◆ RAW DATA
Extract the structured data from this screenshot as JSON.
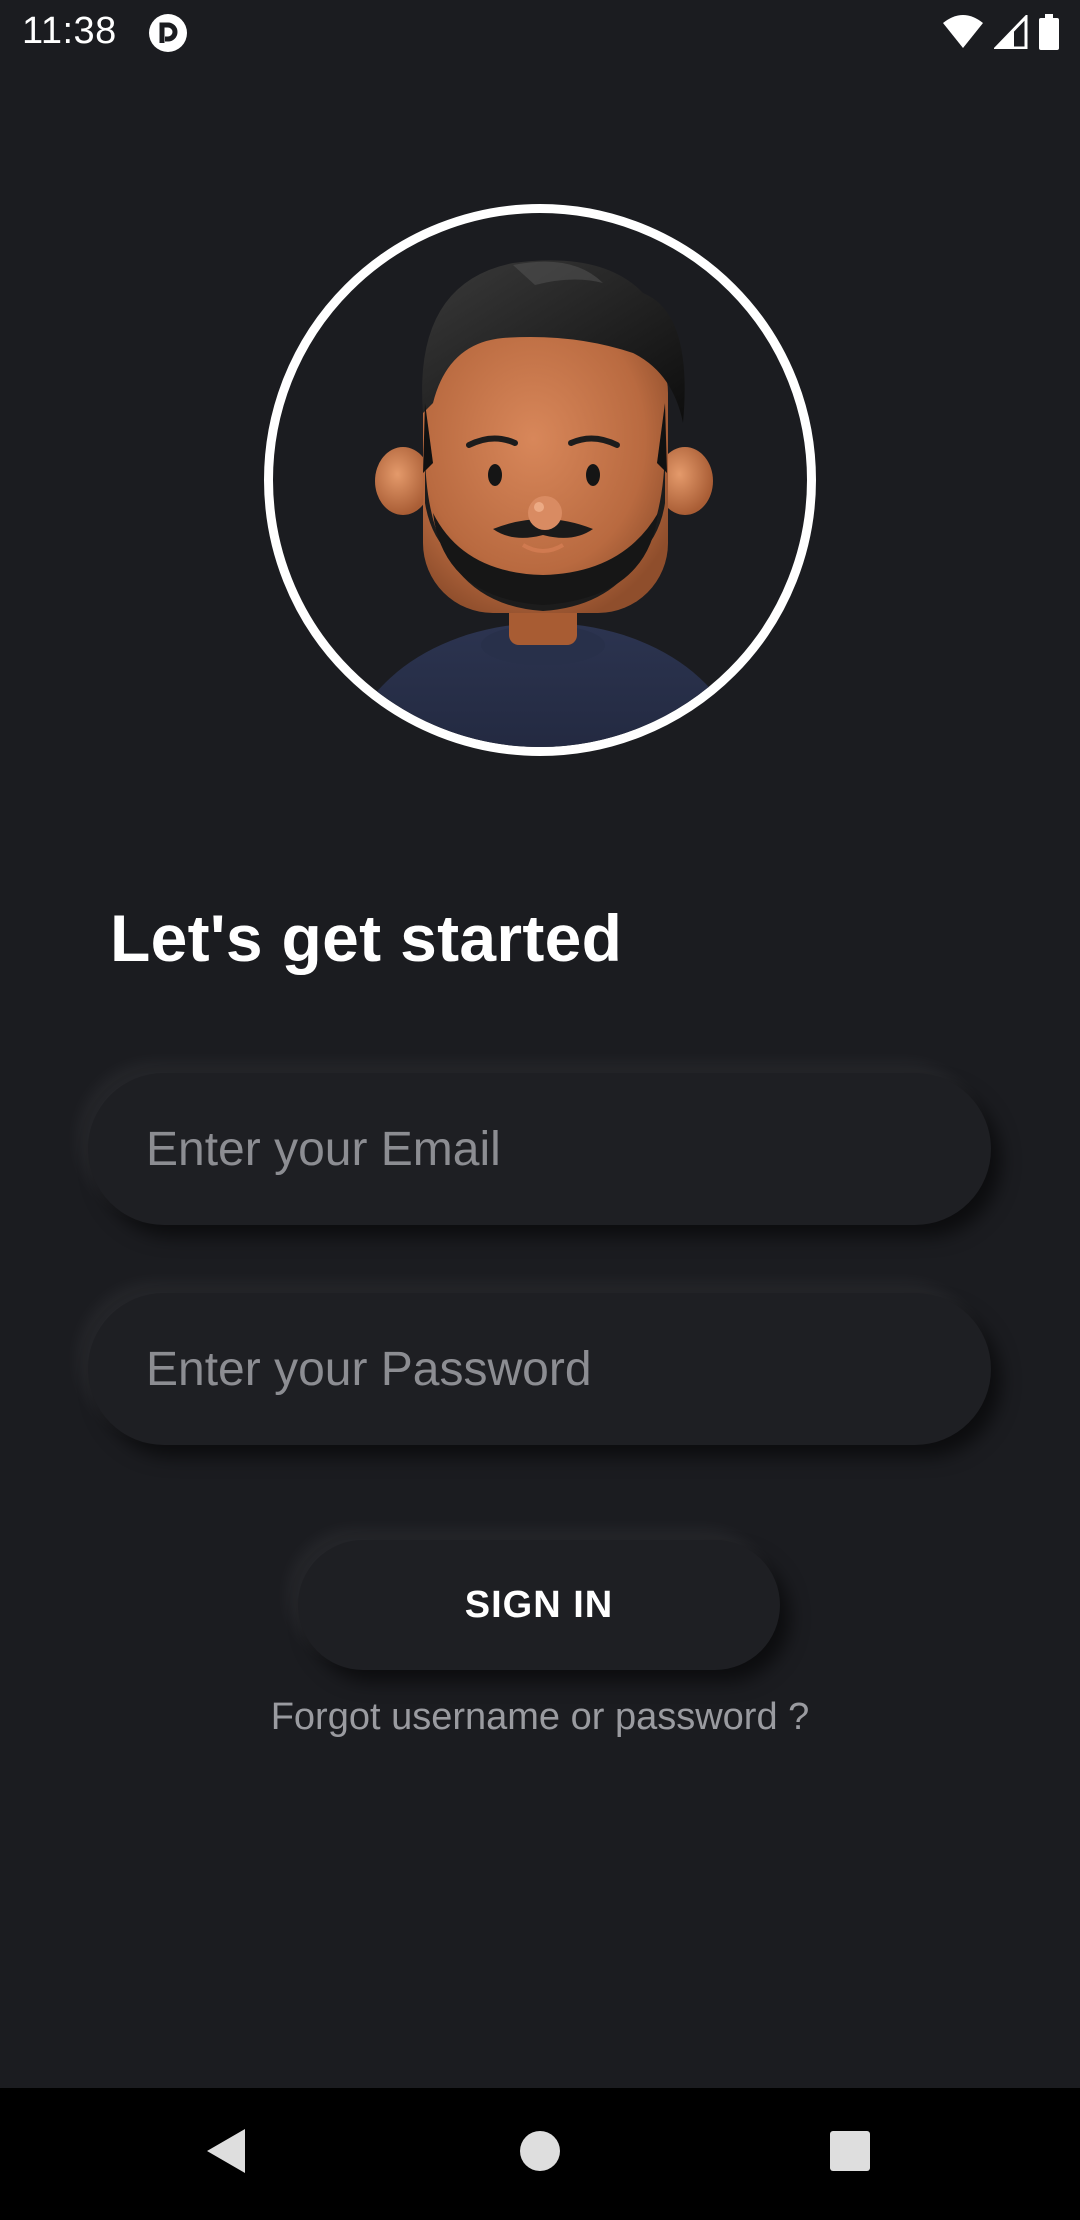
{
  "status_bar": {
    "time": "11:38",
    "icons": [
      "notification-app-icon",
      "wifi-icon",
      "cellular-signal-icon",
      "battery-icon"
    ]
  },
  "avatar": {
    "icon": "user-avatar-illustration",
    "ring_color": "#ffffff"
  },
  "login": {
    "heading": "Let's get started",
    "email_placeholder": "Enter your Email",
    "password_placeholder": "Enter your Password",
    "signin_label": "SIGN IN",
    "forgot_label": "Forgot username or password ?"
  },
  "nav_bar": {
    "icons": [
      "back-icon",
      "home-icon",
      "recents-icon"
    ]
  },
  "colors": {
    "background": "#1b1c20",
    "text_primary": "#ffffff",
    "text_muted": "#9a9ba0",
    "nav_bar": "#000000"
  }
}
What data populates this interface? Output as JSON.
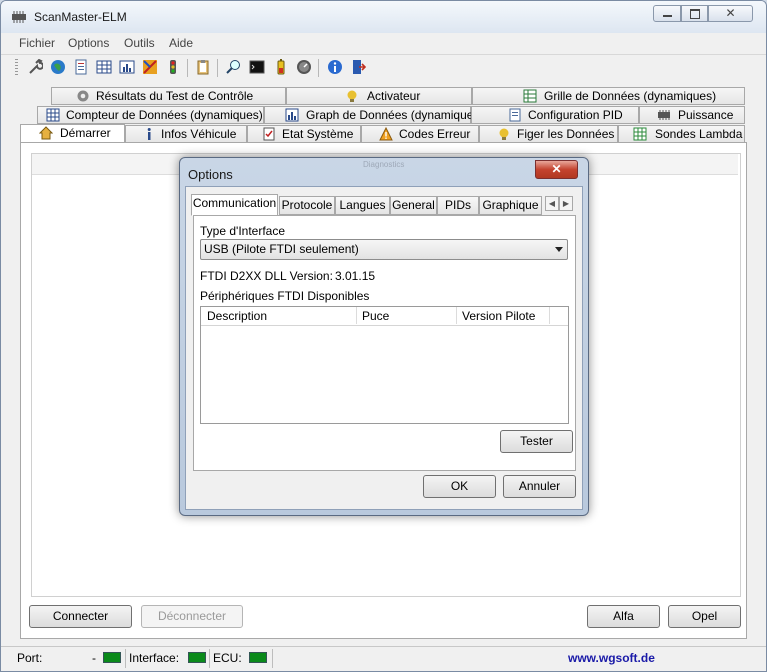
{
  "window": {
    "title": "ScanMaster-ELM"
  },
  "menu": [
    "Fichier",
    "Options",
    "Outils",
    "Aide"
  ],
  "toolbar_icons": [
    "wrench-icon",
    "globe-icon",
    "page-icon",
    "grid-icon",
    "graph-icon",
    "settings-icon",
    "traffic-light-icon",
    "clipboard-icon",
    "search-icon",
    "terminal-icon",
    "battery-icon",
    "gauge-icon",
    "info-icon",
    "exit-icon"
  ],
  "tabs": {
    "row1": [
      {
        "label": "Résultats du Test de Contrôle",
        "icon": "gear-icon"
      },
      {
        "label": "Activateur",
        "icon": "lightbulb-icon"
      },
      {
        "label": "Grille de Données (dynamiques)",
        "icon": "grid-icon"
      }
    ],
    "row2": [
      {
        "label": "Compteur de Données (dynamiques)",
        "icon": "grid-icon"
      },
      {
        "label": "Graph de Données (dynamiques)",
        "icon": "graph-icon"
      },
      {
        "label": "Configuration PID",
        "icon": "page-icon"
      },
      {
        "label": "Puissance",
        "icon": "chip-icon"
      }
    ],
    "row3": [
      {
        "label": "Démarrer",
        "icon": "home-icon"
      },
      {
        "label": "Infos Véhicule",
        "icon": "info-icon"
      },
      {
        "label": "Etat Système",
        "icon": "checklist-icon"
      },
      {
        "label": "Codes Erreur",
        "icon": "warning-icon"
      },
      {
        "label": "Figer les Données",
        "icon": "lightbulb-icon"
      },
      {
        "label": "Sondes Lambda",
        "icon": "sensor-icon"
      }
    ]
  },
  "buttons": {
    "connect": "Connecter",
    "disconnect": "Déconnecter",
    "alfa": "Alfa",
    "opel": "Opel"
  },
  "statusbar": {
    "port_label": "Port:",
    "port_value": "-",
    "interface_label": "Interface:",
    "ecu_label": "ECU:",
    "link": "www.wgsoft.de",
    "led_color": "#0a8a1a"
  },
  "dialog": {
    "title": "Options",
    "faded_title": "Diagnostics",
    "tabs": [
      "Communication",
      "Protocole",
      "Langues",
      "General",
      "PIDs",
      "Graphique"
    ],
    "interface_type_label": "Type d'Interface",
    "interface_type_value": "USB (Pilote FTDI seulement)",
    "dll_version_label": "FTDI D2XX DLL Version:",
    "dll_version_value": "3.01.15",
    "devices_label": "Périphériques FTDI Disponibles",
    "columns": [
      "Description",
      "Puce",
      "Version Pilote"
    ],
    "test_button": "Tester",
    "ok_button": "OK",
    "cancel_button": "Annuler"
  }
}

◆ WHAT IS REQUIRED
Tally the lines in the entries above that hold the word "JSON". Reply with nothing but that count.

◆ WRITTEN ANSWER
2